## GOAL:
Return the material word for word. Do not include the pictures.

___ INPUT ROWS ___

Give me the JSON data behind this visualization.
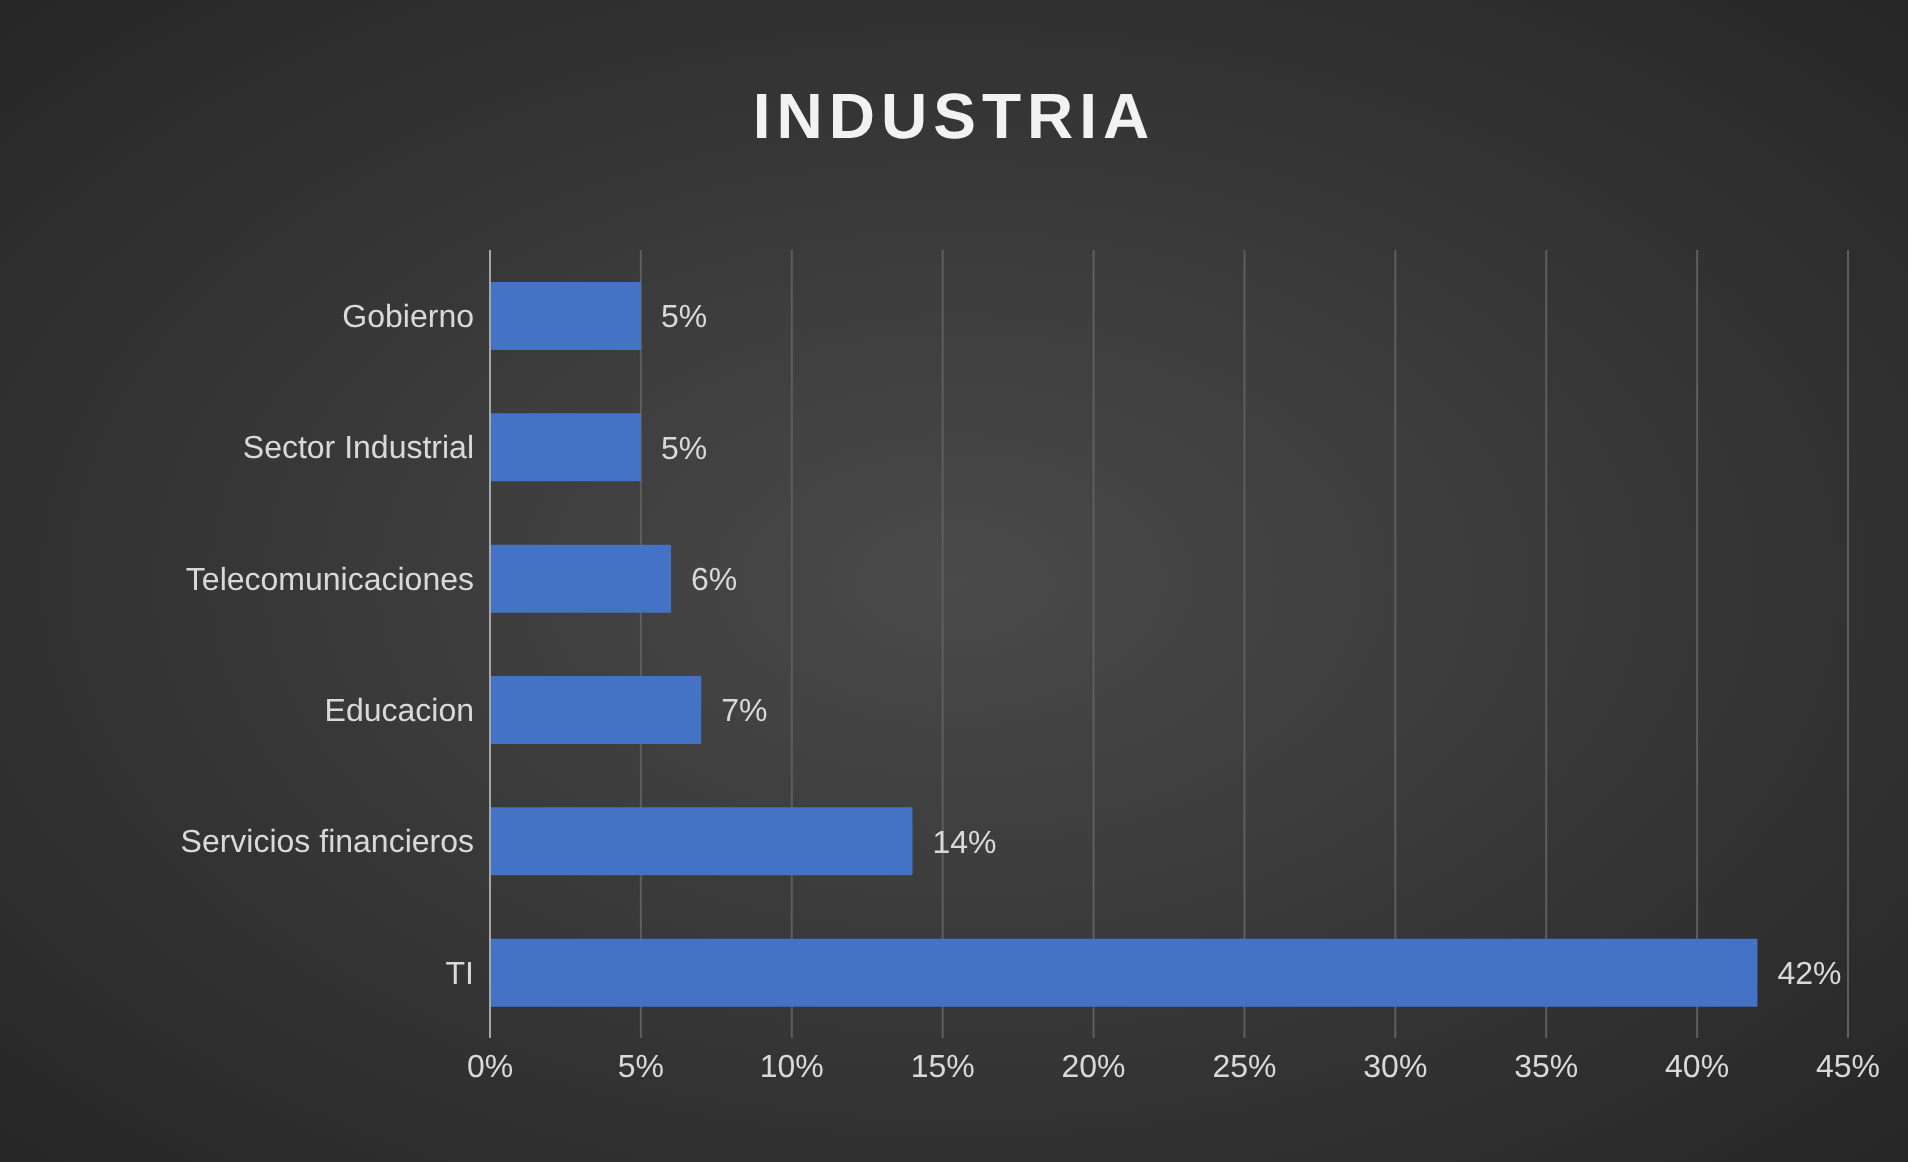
{
  "chart_data": {
    "type": "bar",
    "orientation": "horizontal",
    "title": "INDUSTRIA",
    "categories": [
      "Gobierno",
      "Sector Industrial",
      "Telecomunicaciones",
      "Educacion",
      "Servicios financieros",
      "TI"
    ],
    "values": [
      5,
      5,
      6,
      7,
      14,
      42
    ],
    "value_labels": [
      "5%",
      "5%",
      "6%",
      "7%",
      "14%",
      "42%"
    ],
    "color": "#4472c4",
    "xlim": [
      0,
      45
    ],
    "xticks": [
      {
        "value": 0,
        "label": "0%"
      },
      {
        "value": 5,
        "label": "5%"
      },
      {
        "value": 10,
        "label": "10%"
      },
      {
        "value": 15,
        "label": "15%"
      },
      {
        "value": 20,
        "label": "20%"
      },
      {
        "value": 25,
        "label": "25%"
      },
      {
        "value": 30,
        "label": "30%"
      },
      {
        "value": 35,
        "label": "35%"
      },
      {
        "value": 40,
        "label": "40%"
      },
      {
        "value": 45,
        "label": "45%"
      }
    ],
    "grid": "x"
  }
}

___

## SOLUTION:
Give me the JSON data behind this visualization.
{
  "chart_data": {
    "type": "bar",
    "orientation": "horizontal",
    "title": "INDUSTRIA",
    "categories": [
      "Gobierno",
      "Sector Industrial",
      "Telecomunicaciones",
      "Educacion",
      "Servicios financieros",
      "TI"
    ],
    "values": [
      5,
      5,
      6,
      7,
      14,
      42
    ],
    "value_labels": [
      "5%",
      "5%",
      "6%",
      "7%",
      "14%",
      "42%"
    ],
    "color": "#4472c4",
    "xlim": [
      0,
      45
    ],
    "xticks": [
      {
        "value": 0,
        "label": "0%"
      },
      {
        "value": 5,
        "label": "5%"
      },
      {
        "value": 10,
        "label": "10%"
      },
      {
        "value": 15,
        "label": "15%"
      },
      {
        "value": 20,
        "label": "20%"
      },
      {
        "value": 25,
        "label": "25%"
      },
      {
        "value": 30,
        "label": "30%"
      },
      {
        "value": 35,
        "label": "35%"
      },
      {
        "value": 40,
        "label": "40%"
      },
      {
        "value": 45,
        "label": "45%"
      }
    ],
    "grid": "x"
  }
}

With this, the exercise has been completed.